Excerpts from a figure dataset
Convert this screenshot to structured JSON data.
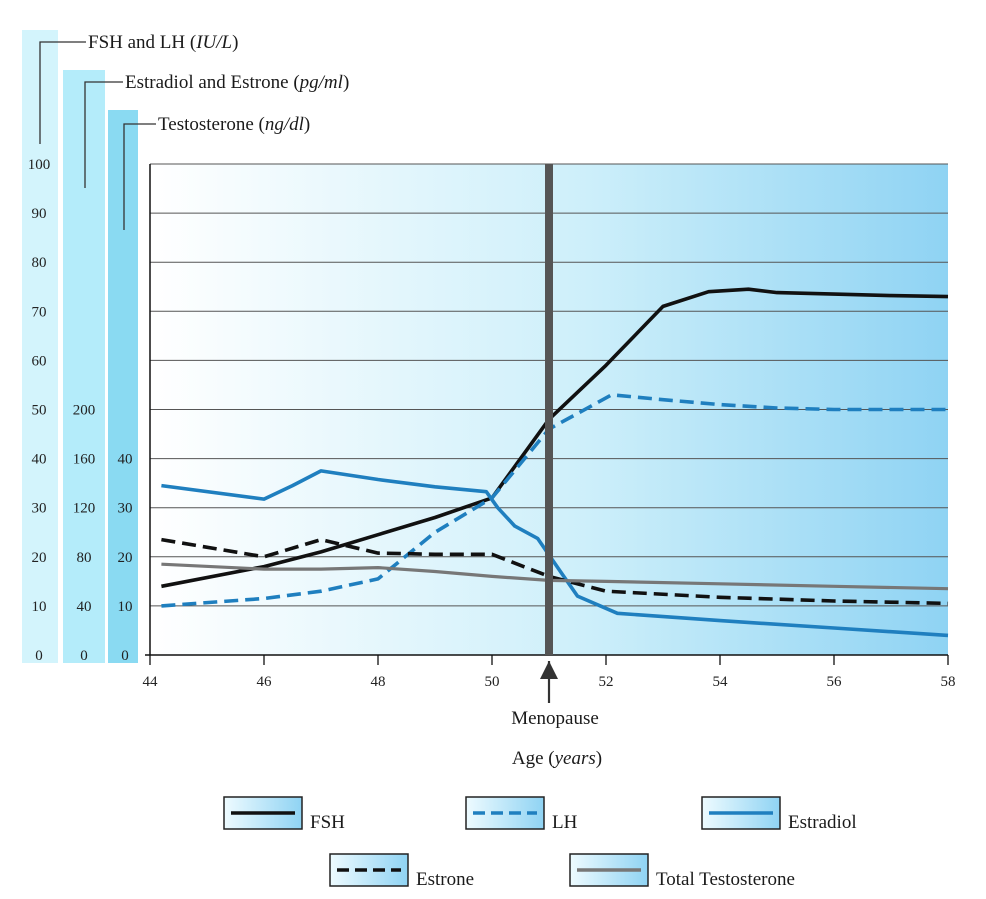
{
  "chart_data": {
    "type": "line",
    "axis_titles": [
      {
        "label": "FSH and LH",
        "unit": "IU/L",
        "ticks": [
          "100",
          "90",
          "80",
          "70",
          "60",
          "50",
          "40",
          "30",
          "20",
          "10",
          "0"
        ]
      },
      {
        "label": "Estradiol and Estrone",
        "unit": "pg/ml",
        "ticks": [
          "200",
          "160",
          "120",
          "80",
          "40",
          "0"
        ]
      },
      {
        "label": "Testosterone",
        "unit": "ng/dl",
        "ticks": [
          "40",
          "30",
          "20",
          "10",
          "0"
        ]
      }
    ],
    "xlabel": "Age",
    "xunit": "years",
    "xlim": [
      44,
      58
    ],
    "xticks": [
      "44",
      "46",
      "48",
      "50",
      "52",
      "54",
      "56",
      "58"
    ],
    "ylim": [
      0,
      100
    ],
    "grid": true,
    "annotation": {
      "label": "Menopause",
      "x": 51
    },
    "series": [
      {
        "name": "FSH",
        "axis": "FSH and LH",
        "color": "#111111",
        "style": "solid",
        "x": [
          44.2,
          46,
          47,
          48,
          49,
          50,
          51,
          52,
          53,
          53.8,
          54.5,
          55,
          56,
          57,
          58
        ],
        "y": [
          14,
          18,
          21,
          24.5,
          28,
          32,
          48,
          59,
          71,
          74,
          74.5,
          73.8,
          73.5,
          73.2,
          73
        ]
      },
      {
        "name": "LH",
        "axis": "FSH and LH",
        "color": "#1f7fbf",
        "style": "dashed",
        "x": [
          44.2,
          46,
          47,
          48,
          49,
          50,
          51,
          52.1,
          53,
          54,
          55,
          56,
          57,
          58
        ],
        "y": [
          10,
          11.5,
          13,
          15.5,
          25,
          32,
          46,
          53,
          52,
          51,
          50.3,
          50,
          50,
          50
        ]
      },
      {
        "name": "Estradiol",
        "axis": "Estradiol and Estrone",
        "color": "#1f7fbf",
        "style": "solid",
        "x": [
          44.2,
          46,
          46.5,
          47,
          48,
          49,
          49.9,
          50.1,
          50.4,
          50.8,
          51.2,
          51.5,
          52.2,
          54,
          56,
          58
        ],
        "y": [
          138,
          127,
          138,
          150,
          143,
          137,
          133,
          120,
          105,
          95,
          68,
          48,
          34,
          28,
          22,
          16
        ]
      },
      {
        "name": "Estrone",
        "axis": "Estradiol and Estrone",
        "color": "#111111",
        "style": "dashed",
        "x": [
          44.2,
          46,
          47,
          48,
          49,
          50,
          51,
          52,
          54,
          56,
          58
        ],
        "y": [
          94,
          80,
          94,
          83,
          82,
          82,
          64,
          52,
          47,
          44,
          42
        ]
      },
      {
        "name": "Total Testosterone",
        "axis": "Testosterone",
        "color": "#777777",
        "style": "solid",
        "x": [
          44.2,
          46,
          47,
          48,
          49,
          50,
          51,
          52,
          54,
          56,
          58
        ],
        "y": [
          18.5,
          17.5,
          17.5,
          17.8,
          17,
          16,
          15.2,
          15,
          14.5,
          14,
          13.5
        ]
      }
    ],
    "legend": [
      {
        "label": "FSH",
        "series": 0
      },
      {
        "label": "LH",
        "series": 1
      },
      {
        "label": "Estradiol",
        "series": 2
      },
      {
        "label": "Estrone",
        "series": 3
      },
      {
        "label": "Total Testosterone",
        "series": 4
      }
    ],
    "colors": {
      "plot_left": "#ffffff",
      "plot_mid": "#cdeffa",
      "plot_right": "#8fd3f3",
      "band_1": "#d3f4fc",
      "band_2": "#b4ecfa",
      "band_3": "#8adaf2",
      "grid": "#555555",
      "menopause_bar": "#555555"
    }
  }
}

INSTRUCTIONS TO FOLLOW ▸
Go through the listing above and write it out again exactly, dropping the pictures.

FINISHED ANSWER ▸
Convert this screenshot to structured JSON data.
{
  "chart_data": {
    "type": "line",
    "axis_titles": [
      {
        "label": "FSH and LH",
        "unit": "IU/L",
        "ticks": [
          "100",
          "90",
          "80",
          "70",
          "60",
          "50",
          "40",
          "30",
          "20",
          "10",
          "0"
        ]
      },
      {
        "label": "Estradiol and Estrone",
        "unit": "pg/ml",
        "ticks": [
          "200",
          "160",
          "120",
          "80",
          "40",
          "0"
        ]
      },
      {
        "label": "Testosterone",
        "unit": "ng/dl",
        "ticks": [
          "40",
          "30",
          "20",
          "10",
          "0"
        ]
      }
    ],
    "xlabel": "Age",
    "xunit": "years",
    "xlim": [
      44,
      58
    ],
    "xticks": [
      "44",
      "46",
      "48",
      "50",
      "52",
      "54",
      "56",
      "58"
    ],
    "ylim": [
      0,
      100
    ],
    "grid": true,
    "annotation": {
      "label": "Menopause",
      "x": 51
    },
    "series": [
      {
        "name": "FSH",
        "axis": "FSH and LH",
        "color": "#111111",
        "style": "solid",
        "x": [
          44.2,
          46,
          47,
          48,
          49,
          50,
          51,
          52,
          53,
          53.8,
          54.5,
          55,
          56,
          57,
          58
        ],
        "y": [
          14,
          18,
          21,
          24.5,
          28,
          32,
          48,
          59,
          71,
          74,
          74.5,
          73.8,
          73.5,
          73.2,
          73
        ]
      },
      {
        "name": "LH",
        "axis": "FSH and LH",
        "color": "#1f7fbf",
        "style": "dashed",
        "x": [
          44.2,
          46,
          47,
          48,
          49,
          50,
          51,
          52.1,
          53,
          54,
          55,
          56,
          57,
          58
        ],
        "y": [
          10,
          11.5,
          13,
          15.5,
          25,
          32,
          46,
          53,
          52,
          51,
          50.3,
          50,
          50,
          50
        ]
      },
      {
        "name": "Estradiol",
        "axis": "Estradiol and Estrone",
        "color": "#1f7fbf",
        "style": "solid",
        "x": [
          44.2,
          46,
          46.5,
          47,
          48,
          49,
          49.9,
          50.1,
          50.4,
          50.8,
          51.2,
          51.5,
          52.2,
          54,
          56,
          58
        ],
        "y": [
          138,
          127,
          138,
          150,
          143,
          137,
          133,
          120,
          105,
          95,
          68,
          48,
          34,
          28,
          22,
          16
        ]
      },
      {
        "name": "Estrone",
        "axis": "Estradiol and Estrone",
        "color": "#111111",
        "style": "dashed",
        "x": [
          44.2,
          46,
          47,
          48,
          49,
          50,
          51,
          52,
          54,
          56,
          58
        ],
        "y": [
          94,
          80,
          94,
          83,
          82,
          82,
          64,
          52,
          47,
          44,
          42
        ]
      },
      {
        "name": "Total Testosterone",
        "axis": "Testosterone",
        "color": "#777777",
        "style": "solid",
        "x": [
          44.2,
          46,
          47,
          48,
          49,
          50,
          51,
          52,
          54,
          56,
          58
        ],
        "y": [
          18.5,
          17.5,
          17.5,
          17.8,
          17,
          16,
          15.2,
          15,
          14.5,
          14,
          13.5
        ]
      }
    ],
    "legend": [
      {
        "label": "FSH",
        "series": 0
      },
      {
        "label": "LH",
        "series": 1
      },
      {
        "label": "Estradiol",
        "series": 2
      },
      {
        "label": "Estrone",
        "series": 3
      },
      {
        "label": "Total Testosterone",
        "series": 4
      }
    ],
    "colors": {
      "plot_left": "#ffffff",
      "plot_mid": "#cdeffa",
      "plot_right": "#8fd3f3",
      "band_1": "#d3f4fc",
      "band_2": "#b4ecfa",
      "band_3": "#8adaf2",
      "grid": "#555555",
      "menopause_bar": "#555555"
    }
  }
}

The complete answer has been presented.